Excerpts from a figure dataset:
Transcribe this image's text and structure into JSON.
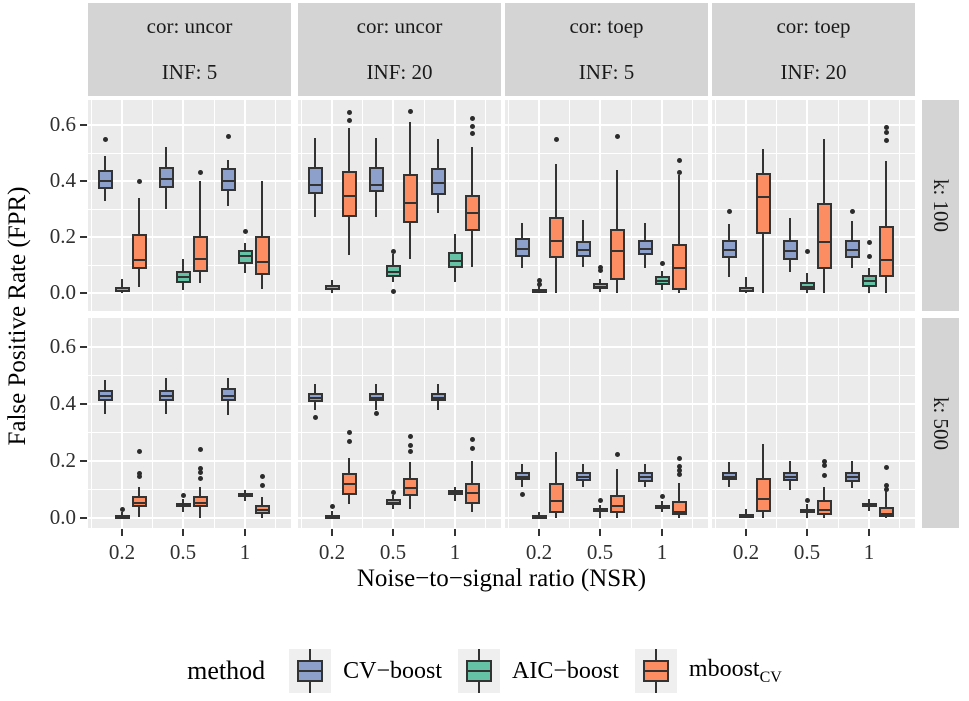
{
  "figure": {
    "y_axis_title": "False Positive Rate (FPR)",
    "x_axis_title": "Noise−to−signal ratio (NSR)"
  },
  "legend": {
    "title": "method",
    "items": [
      {
        "label": "CV−boost",
        "sub": "",
        "color": "#8DA0CB"
      },
      {
        "label": "AIC−boost",
        "sub": "",
        "color": "#66C2A5"
      },
      {
        "label": "mboost",
        "sub": "CV",
        "color": "#FC8D62"
      }
    ]
  },
  "colors": {
    "panel_bg": "#EBEBEB",
    "strip_bg": "#D4D4D4",
    "gridline": "#FFFFFF",
    "box_border": "#333333",
    "outlier": "#2B2B2B",
    "cv_boost": "#8DA0CB",
    "aic_boost": "#66C2A5",
    "mboost_cv": "#FC8D62"
  },
  "chart_data": {
    "type": "boxplot",
    "title": "",
    "xlabel": "Noise−to−signal ratio (NSR)",
    "ylabel": "False Positive Rate (FPR)",
    "x_categories": [
      "0.2",
      "0.5",
      "1"
    ],
    "y_ticks": [
      "0.0",
      "0.2",
      "0.4",
      "0.6"
    ],
    "ylim": [
      -0.06,
      0.7
    ],
    "grid": "major-and-minor-white-on-gray",
    "legend_position": "bottom",
    "methods": [
      "CV−boost",
      "AIC−boost",
      "mboost_CV"
    ],
    "col_facets": [
      {
        "line1": "cor: uncor",
        "line2": "INF: 5"
      },
      {
        "line1": "cor: uncor",
        "line2": "INF: 20"
      },
      {
        "line1": "cor: toep",
        "line2": "INF: 5"
      },
      {
        "line1": "cor: toep",
        "line2": "INF: 20"
      }
    ],
    "row_facets": [
      "k: 100",
      "k: 500"
    ],
    "box_format": [
      "x_index",
      "method_index",
      "whisker_low",
      "q1",
      "median",
      "q3",
      "whisker_high",
      "outliers"
    ],
    "panels": [
      {
        "row": 0,
        "col": 0,
        "boxes": [
          [
            0,
            0,
            0.33,
            0.37,
            0.405,
            0.44,
            0.49,
            [
              0.55
            ]
          ],
          [
            0,
            1,
            0,
            0.002,
            0.01,
            0.02,
            0.05,
            []
          ],
          [
            0,
            2,
            0.02,
            0.085,
            0.12,
            0.21,
            0.34,
            [
              0.4
            ]
          ],
          [
            1,
            0,
            0.3,
            0.375,
            0.41,
            0.45,
            0.52,
            []
          ],
          [
            1,
            1,
            0.01,
            0.035,
            0.06,
            0.08,
            0.12,
            []
          ],
          [
            1,
            2,
            0.035,
            0.075,
            0.125,
            0.205,
            0.4,
            [
              0.43
            ]
          ],
          [
            2,
            0,
            0.31,
            0.365,
            0.405,
            0.445,
            0.475,
            [
              0.56
            ]
          ],
          [
            2,
            1,
            0.07,
            0.105,
            0.135,
            0.155,
            0.18,
            [
              0.22
            ]
          ],
          [
            2,
            2,
            0.015,
            0.065,
            0.115,
            0.205,
            0.4,
            []
          ]
        ]
      },
      {
        "row": 0,
        "col": 1,
        "boxes": [
          [
            0,
            0,
            0.27,
            0.355,
            0.39,
            0.45,
            0.555,
            []
          ],
          [
            0,
            1,
            0,
            0.01,
            0.018,
            0.028,
            0.045,
            []
          ],
          [
            0,
            2,
            0.135,
            0.27,
            0.35,
            0.435,
            0.59,
            [
              0.645,
              0.615
            ]
          ],
          [
            1,
            0,
            0.27,
            0.36,
            0.39,
            0.45,
            0.555,
            []
          ],
          [
            1,
            1,
            0.04,
            0.058,
            0.08,
            0.1,
            0.14,
            [
              0.148,
              0.005
            ]
          ],
          [
            1,
            2,
            0.12,
            0.25,
            0.325,
            0.425,
            0.61,
            [
              0.65
            ]
          ],
          [
            2,
            0,
            0.285,
            0.35,
            0.395,
            0.447,
            0.55,
            []
          ],
          [
            2,
            1,
            0.04,
            0.09,
            0.118,
            0.147,
            0.21,
            []
          ],
          [
            2,
            2,
            0.093,
            0.22,
            0.29,
            0.35,
            0.52,
            [
              0.625,
              0.595,
              0.57
            ]
          ]
        ]
      },
      {
        "row": 0,
        "col": 2,
        "boxes": [
          [
            0,
            0,
            0.09,
            0.13,
            0.162,
            0.196,
            0.25,
            []
          ],
          [
            0,
            1,
            0,
            0,
            0.007,
            0.015,
            0.025,
            [
              0.045,
              0.032
            ]
          ],
          [
            0,
            2,
            0,
            0.125,
            0.19,
            0.27,
            0.46,
            [
              0.55
            ]
          ],
          [
            1,
            0,
            0.094,
            0.129,
            0.156,
            0.187,
            0.26,
            []
          ],
          [
            1,
            1,
            0.005,
            0.016,
            0.025,
            0.037,
            0.05,
            [
              0.092,
              0.08
            ]
          ],
          [
            1,
            2,
            0,
            0.046,
            0.152,
            0.23,
            0.44,
            [
              0.56
            ]
          ],
          [
            2,
            0,
            0.09,
            0.135,
            0.16,
            0.19,
            0.25,
            []
          ],
          [
            2,
            1,
            0.01,
            0.03,
            0.045,
            0.06,
            0.08,
            [
              0.105
            ]
          ],
          [
            2,
            2,
            0,
            0.012,
            0.093,
            0.175,
            0.42,
            [
              0.475,
              0.43
            ]
          ]
        ]
      },
      {
        "row": 0,
        "col": 3,
        "boxes": [
          [
            0,
            0,
            0.057,
            0.124,
            0.156,
            0.19,
            0.247,
            [
              0.29
            ]
          ],
          [
            0,
            1,
            0,
            0.002,
            0.01,
            0.02,
            0.057,
            []
          ],
          [
            0,
            2,
            0,
            0.21,
            0.348,
            0.43,
            0.515,
            []
          ],
          [
            1,
            0,
            0.076,
            0.118,
            0.153,
            0.189,
            0.268,
            []
          ],
          [
            1,
            1,
            0,
            0.012,
            0.025,
            0.04,
            0.07,
            [
              0.15
            ]
          ],
          [
            1,
            2,
            0,
            0.086,
            0.187,
            0.323,
            0.55,
            []
          ],
          [
            2,
            0,
            0.088,
            0.124,
            0.156,
            0.19,
            0.258,
            [
              0.29
            ]
          ],
          [
            2,
            1,
            0,
            0.023,
            0.045,
            0.065,
            0.09,
            [
              0.18,
              0.13
            ]
          ],
          [
            2,
            2,
            0,
            0.058,
            0.122,
            0.24,
            0.47,
            [
              0.59,
              0.575,
              0.545
            ]
          ]
        ]
      },
      {
        "row": 1,
        "col": 0,
        "boxes": [
          [
            0,
            0,
            0.364,
            0.41,
            0.43,
            0.45,
            0.485,
            []
          ],
          [
            0,
            1,
            0,
            0.001,
            0.005,
            0.01,
            0.02,
            [
              0.03
            ]
          ],
          [
            0,
            2,
            0.003,
            0.04,
            0.055,
            0.077,
            0.11,
            [
              0.155,
              0.145,
              0.235
            ]
          ],
          [
            1,
            0,
            0.365,
            0.41,
            0.43,
            0.45,
            0.49,
            []
          ],
          [
            1,
            1,
            0.02,
            0.038,
            0.045,
            0.052,
            0.065,
            [
              0.078
            ]
          ],
          [
            1,
            2,
            0,
            0.037,
            0.057,
            0.077,
            0.11,
            [
              0.14,
              0.158,
              0.172,
              0.24
            ]
          ],
          [
            2,
            0,
            0.36,
            0.41,
            0.432,
            0.455,
            0.49,
            []
          ],
          [
            2,
            1,
            0.06,
            0.074,
            0.08,
            0.088,
            0.1,
            []
          ],
          [
            2,
            2,
            0,
            0.015,
            0.03,
            0.047,
            0.075,
            [
              0.145,
              0.113
            ]
          ]
        ]
      },
      {
        "row": 1,
        "col": 1,
        "boxes": [
          [
            0,
            0,
            0.38,
            0.407,
            0.424,
            0.44,
            0.47,
            [
              0.353
            ]
          ],
          [
            0,
            1,
            0,
            0.001,
            0.005,
            0.012,
            0.025,
            [
              0.04
            ]
          ],
          [
            0,
            2,
            0.05,
            0.082,
            0.122,
            0.157,
            0.21,
            [
              0.3,
              0.27
            ]
          ],
          [
            1,
            0,
            0.38,
            0.41,
            0.425,
            0.44,
            0.47,
            [
              0.368
            ]
          ],
          [
            1,
            1,
            0.03,
            0.046,
            0.055,
            0.065,
            0.08,
            [
              0.09
            ]
          ],
          [
            1,
            2,
            0.033,
            0.077,
            0.107,
            0.14,
            0.196,
            [
              0.285,
              0.254,
              0.235
            ]
          ],
          [
            2,
            0,
            0.38,
            0.41,
            0.425,
            0.44,
            0.47,
            []
          ],
          [
            2,
            1,
            0.06,
            0.079,
            0.09,
            0.098,
            0.11,
            []
          ],
          [
            2,
            2,
            0.02,
            0.05,
            0.09,
            0.122,
            0.2,
            [
              0.275,
              0.245
            ]
          ]
        ]
      },
      {
        "row": 1,
        "col": 2,
        "boxes": [
          [
            0,
            0,
            0.11,
            0.134,
            0.148,
            0.16,
            0.19,
            [
              0.084
            ]
          ],
          [
            0,
            1,
            0,
            0.003,
            0.007,
            0.012,
            0.02,
            []
          ],
          [
            0,
            2,
            0,
            0.017,
            0.063,
            0.122,
            0.23,
            []
          ],
          [
            1,
            0,
            0.11,
            0.13,
            0.148,
            0.163,
            0.19,
            []
          ],
          [
            1,
            1,
            0,
            0.022,
            0.028,
            0.035,
            0.045,
            [
              0.06
            ]
          ],
          [
            1,
            2,
            0,
            0.017,
            0.045,
            0.08,
            0.172,
            [
              0.224
            ]
          ],
          [
            2,
            0,
            0.108,
            0.128,
            0.148,
            0.163,
            0.19,
            []
          ],
          [
            2,
            1,
            0.02,
            0.033,
            0.04,
            0.045,
            0.06,
            [
              0.077
            ]
          ],
          [
            2,
            2,
            0,
            0.01,
            0.025,
            0.06,
            0.122,
            [
              0.21,
              0.18,
              0.165,
              0.153
            ]
          ]
        ]
      },
      {
        "row": 1,
        "col": 3,
        "boxes": [
          [
            0,
            0,
            0.11,
            0.132,
            0.148,
            0.16,
            0.195,
            []
          ],
          [
            0,
            1,
            0,
            0.003,
            0.009,
            0.015,
            0.033,
            []
          ],
          [
            0,
            2,
            0,
            0.022,
            0.07,
            0.142,
            0.26,
            []
          ],
          [
            1,
            0,
            0.1,
            0.13,
            0.148,
            0.16,
            0.2,
            []
          ],
          [
            1,
            1,
            0,
            0.02,
            0.027,
            0.033,
            0.048,
            [
              0.06
            ]
          ],
          [
            1,
            2,
            0,
            0.01,
            0.03,
            0.063,
            0.11,
            [
              0.2,
              0.185,
              0.15
            ]
          ],
          [
            2,
            0,
            0.107,
            0.128,
            0.146,
            0.16,
            0.2,
            []
          ],
          [
            2,
            1,
            0.025,
            0.038,
            0.045,
            0.053,
            0.065,
            []
          ],
          [
            2,
            2,
            0,
            0.005,
            0.016,
            0.04,
            0.11,
            [
              0.176,
              0.115,
              0.1
            ]
          ]
        ]
      }
    ]
  }
}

Short problem:
Filter the entries and copy out every line with the word "Rate".

Exercise answer:
    "y_axis_title": "False Positive Rate (FPR)",
    "ylabel": "False Positive Rate (FPR)",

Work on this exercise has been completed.